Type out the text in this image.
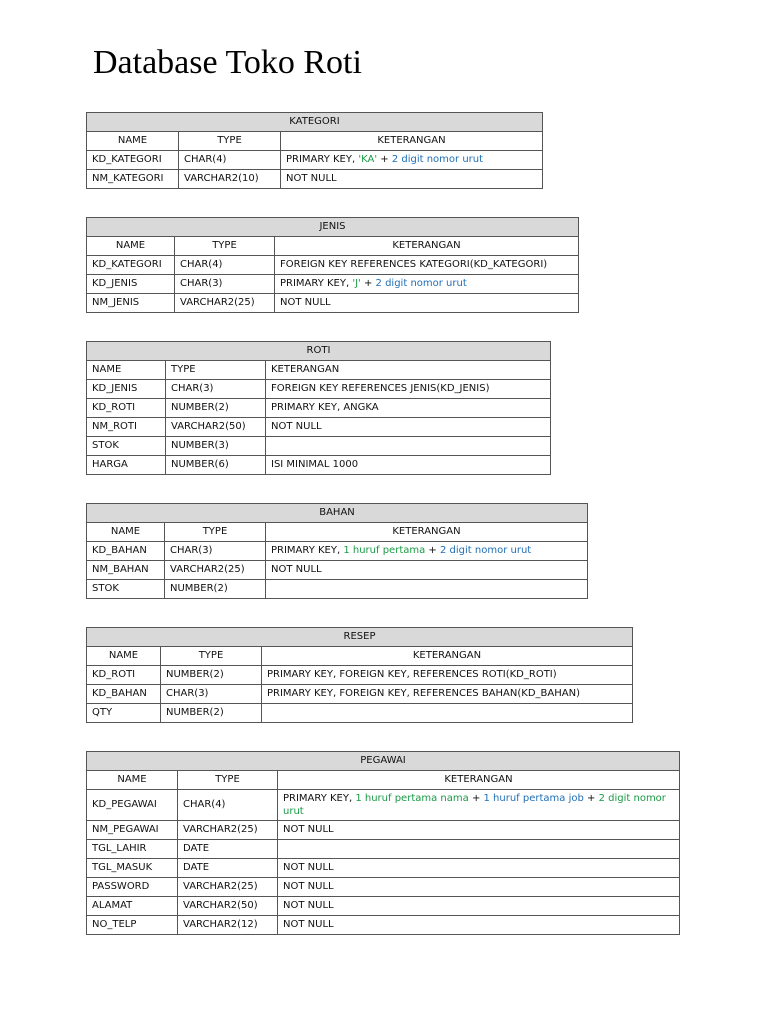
Database Toko Roti
KATEGORI		
NAME	TYPE	KETERANGAN
KD_KATEGORI	CHAR(4)	PRIMARY KEY, 'KA' + 2 digit nomor urut
NM_KATEGORI	VARCHAR2(10)	NOT NULL
JENIS		
NAME	TYPE	KETERANGAN
KD_KATEGORI	CHAR(4)	FOREIGN KEY REFERENCES KATEGORI(KD_KATEGORI)
KD_JENIS	CHAR(3)	PRIMARY KEY, 'J' + 2 digit nomor urut
NM_JENIS	VARCHAR2(25)	NOT NULL
ROTI		
NAME	TYPE	KETERANGAN
KD_JENIS	CHAR(3)	FOREIGN KEY REFERENCES JENIS(KD_JENIS)
KD_ROTI	NUMBER(2)	PRIMARY KEY, ANGKA
NM_ROTI	VARCHAR2(50)	NOT NULL
STOK	NUMBER(3)	
HARGA	NUMBER(6)	ISI MINIMAL 1000
BAHAN		
NAME	TYPE	KETERANGAN
KD_BAHAN	CHAR(3)	PRIMARY KEY, 1 huruf pertama + 2 digit nomor urut
NM_BAHAN	VARCHAR2(25)	NOT NULL
STOK	NUMBER(2)	
RESEP		
NAME	TYPE	KETERANGAN
KD_ROTI	NUMBER(2)	PRIMARY KEY, FOREIGN KEY, REFERENCES ROTI(KD_ROTI)
KD_BAHAN	CHAR(3)	PRIMARY KEY, FOREIGN KEY, REFERENCES BAHAN(KD_BAHAN)
QTY	NUMBER(2)	
PEGAWAI		
NAME	TYPE	KETERANGAN
KD_PEGAWAI	CHAR(4)	PRIMARY KEY, 1 huruf pertama nama + 1 huruf pertama job + 2 digit nomor urut
NM_PEGAWAI	VARCHAR2(25)	NOT NULL
TGL_LAHIR	DATE	
TGL_MASUK	DATE	NOT NULL
PASSWORD	VARCHAR2(25)	NOT NULL
ALAMAT	VARCHAR2(50)	NOT NULL
NO_TELP	VARCHAR2(12)	NOT NULL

PROBLEM REQUIREMENTS. Pictures are to be left out; the records above must be repeated word for word.

CORRECT ANSWER.
Type out the text in this image.
Database Toko Roti
KATEGORI		
NAME	TYPE	KETERANGAN
KD_KATEGORI	CHAR(4)	PRIMARY KEY, 'KA' + 2 digit nomor urut
NM_KATEGORI	VARCHAR2(10)	NOT NULL
JENIS		
NAME	TYPE	KETERANGAN
KD_KATEGORI	CHAR(4)	FOREIGN KEY REFERENCES KATEGORI(KD_KATEGORI)
KD_JENIS	CHAR(3)	PRIMARY KEY, 'J' + 2 digit nomor urut
NM_JENIS	VARCHAR2(25)	NOT NULL
ROTI		
NAME	TYPE	KETERANGAN
KD_JENIS	CHAR(3)	FOREIGN KEY REFERENCES JENIS(KD_JENIS)
KD_ROTI	NUMBER(2)	PRIMARY KEY, ANGKA
NM_ROTI	VARCHAR2(50)	NOT NULL
STOK	NUMBER(3)	
HARGA	NUMBER(6)	ISI MINIMAL 1000
BAHAN		
NAME	TYPE	KETERANGAN
KD_BAHAN	CHAR(3)	PRIMARY KEY, 1 huruf pertama + 2 digit nomor urut
NM_BAHAN	VARCHAR2(25)	NOT NULL
STOK	NUMBER(2)	
RESEP		
NAME	TYPE	KETERANGAN
KD_ROTI	NUMBER(2)	PRIMARY KEY, FOREIGN KEY, REFERENCES ROTI(KD_ROTI)
KD_BAHAN	CHAR(3)	PRIMARY KEY, FOREIGN KEY, REFERENCES BAHAN(KD_BAHAN)
QTY	NUMBER(2)	
PEGAWAI		
NAME	TYPE	KETERANGAN
KD_PEGAWAI	CHAR(4)	PRIMARY KEY, 1 huruf pertama nama + 1 huruf pertama job + 2 digit nomor urut
NM_PEGAWAI	VARCHAR2(25)	NOT NULL
TGL_LAHIR	DATE	
TGL_MASUK	DATE	NOT NULL
PASSWORD	VARCHAR2(25)	NOT NULL
ALAMAT	VARCHAR2(50)	NOT NULL
NO_TELP	VARCHAR2(12)	NOT NULL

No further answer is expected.